— begin RECORDS FOR THIS TASK —
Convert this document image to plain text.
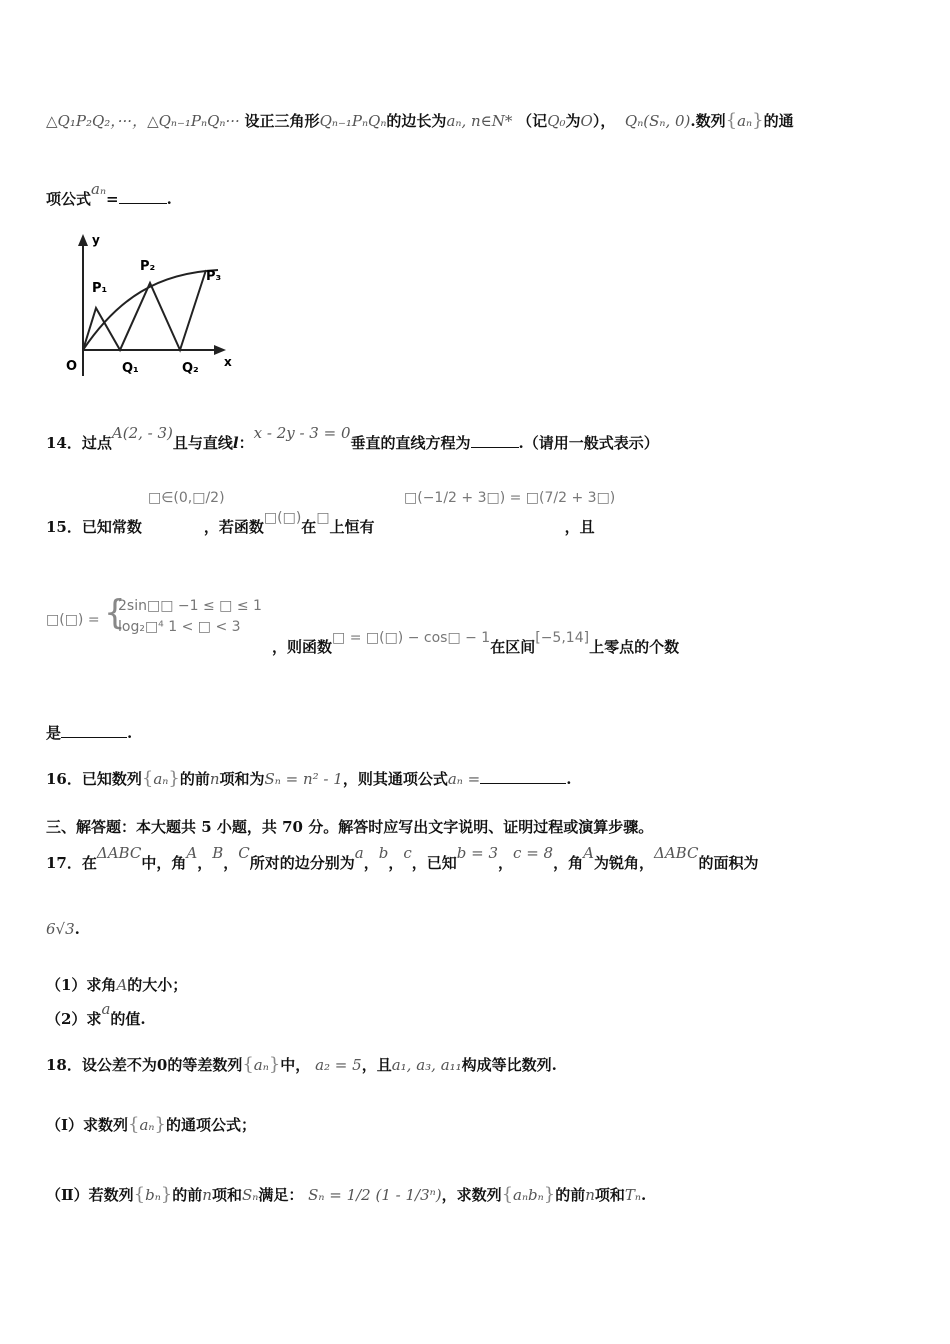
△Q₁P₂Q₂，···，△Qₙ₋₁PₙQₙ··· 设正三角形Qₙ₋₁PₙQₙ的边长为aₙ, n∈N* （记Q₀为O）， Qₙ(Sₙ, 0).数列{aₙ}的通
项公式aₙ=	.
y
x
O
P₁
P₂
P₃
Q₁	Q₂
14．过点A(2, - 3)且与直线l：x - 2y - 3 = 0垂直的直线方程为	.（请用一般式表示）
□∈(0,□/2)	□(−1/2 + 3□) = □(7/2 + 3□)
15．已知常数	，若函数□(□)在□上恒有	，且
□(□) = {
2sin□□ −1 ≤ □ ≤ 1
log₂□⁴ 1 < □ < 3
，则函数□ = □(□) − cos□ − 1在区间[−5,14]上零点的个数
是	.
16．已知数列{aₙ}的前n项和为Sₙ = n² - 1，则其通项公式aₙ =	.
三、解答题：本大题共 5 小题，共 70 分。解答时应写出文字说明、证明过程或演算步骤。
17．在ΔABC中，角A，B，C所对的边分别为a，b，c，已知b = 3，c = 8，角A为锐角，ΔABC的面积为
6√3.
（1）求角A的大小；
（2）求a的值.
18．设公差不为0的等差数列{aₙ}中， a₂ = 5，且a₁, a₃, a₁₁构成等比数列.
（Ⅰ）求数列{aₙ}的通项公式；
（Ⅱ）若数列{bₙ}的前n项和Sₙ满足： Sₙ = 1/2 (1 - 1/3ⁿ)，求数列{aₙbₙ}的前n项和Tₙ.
— end RECORDS FOR THIS TASK —
— begin RECORDS FOR THIS TASK —
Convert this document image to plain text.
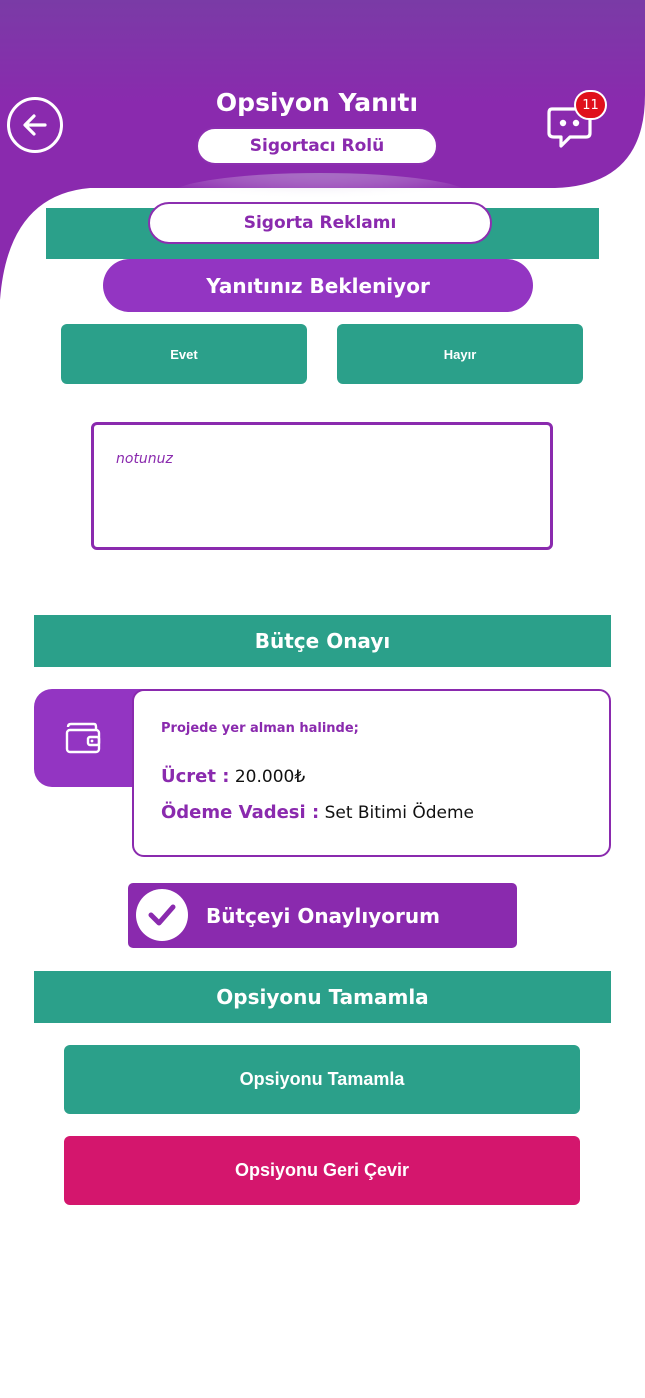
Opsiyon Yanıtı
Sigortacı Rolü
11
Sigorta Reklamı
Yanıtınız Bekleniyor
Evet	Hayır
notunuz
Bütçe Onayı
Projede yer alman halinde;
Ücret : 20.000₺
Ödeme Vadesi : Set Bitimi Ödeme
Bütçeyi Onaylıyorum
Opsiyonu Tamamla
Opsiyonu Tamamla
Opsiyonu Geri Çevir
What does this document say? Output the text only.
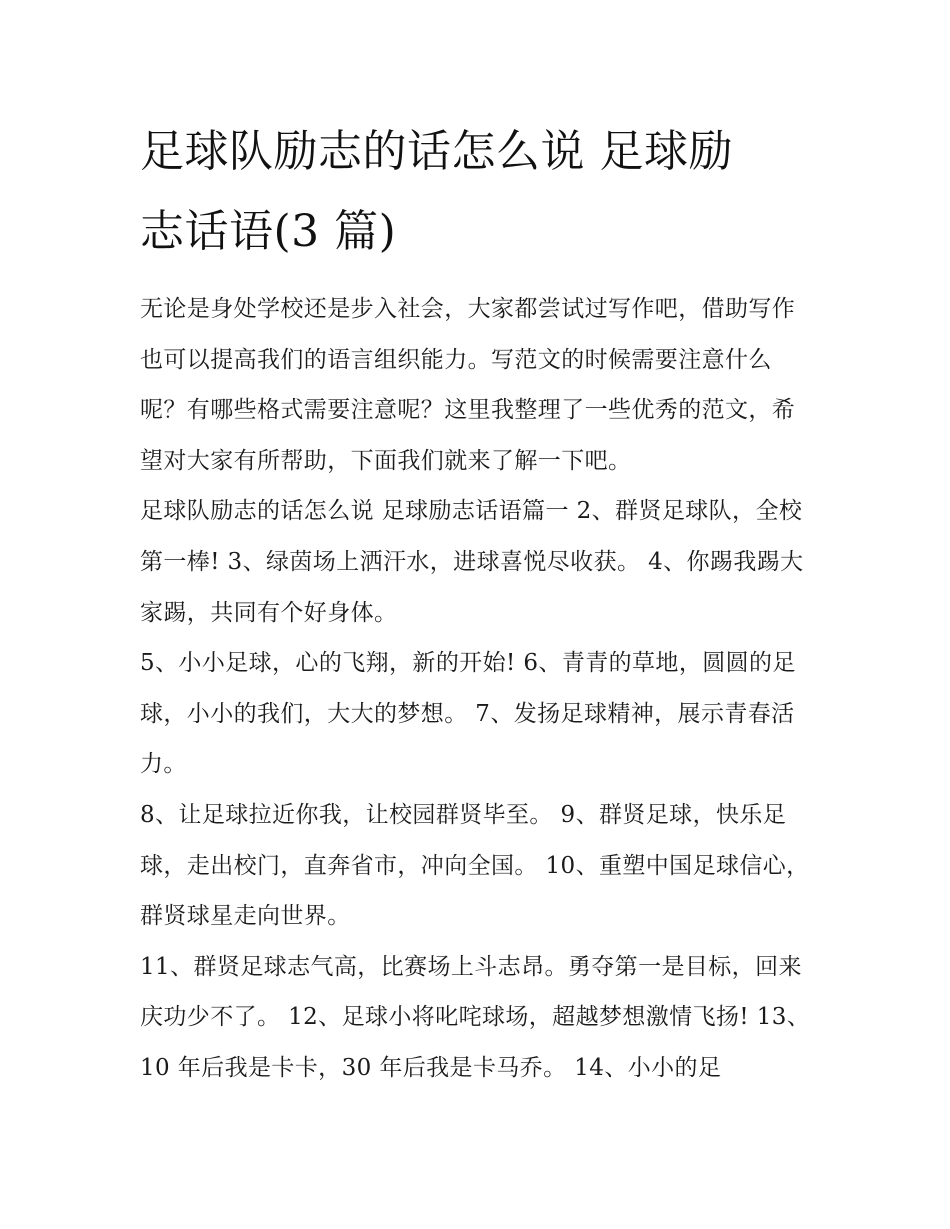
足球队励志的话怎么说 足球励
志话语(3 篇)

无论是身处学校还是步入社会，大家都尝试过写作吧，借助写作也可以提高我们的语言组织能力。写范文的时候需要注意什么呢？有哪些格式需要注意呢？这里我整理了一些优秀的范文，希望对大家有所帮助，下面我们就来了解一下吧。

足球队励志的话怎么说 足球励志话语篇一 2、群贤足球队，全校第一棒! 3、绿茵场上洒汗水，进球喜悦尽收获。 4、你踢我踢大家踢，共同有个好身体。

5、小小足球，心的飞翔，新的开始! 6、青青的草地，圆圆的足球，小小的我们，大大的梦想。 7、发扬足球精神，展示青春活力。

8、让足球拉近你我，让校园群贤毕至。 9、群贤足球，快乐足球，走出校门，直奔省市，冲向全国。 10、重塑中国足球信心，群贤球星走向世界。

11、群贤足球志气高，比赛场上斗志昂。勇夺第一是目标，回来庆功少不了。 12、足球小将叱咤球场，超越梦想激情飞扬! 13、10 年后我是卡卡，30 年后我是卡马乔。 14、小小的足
— end RECORDS FOR THIS TASK —
▸ PROBLEM TO WORK ON:
Filter the entries down to the lines with the word "足球队励志的话怎么说" in them.

▸ PROBLEM SOLUTION:
足球队励志的话怎么说 足球励
足球队励志的话怎么说 足球励志话语篇一 2、群贤足球队，全校第一棒! 3、绿茵场上洒汗水，进球喜悦尽收获。 4、你踢我踢大家踢，共同有个好身体。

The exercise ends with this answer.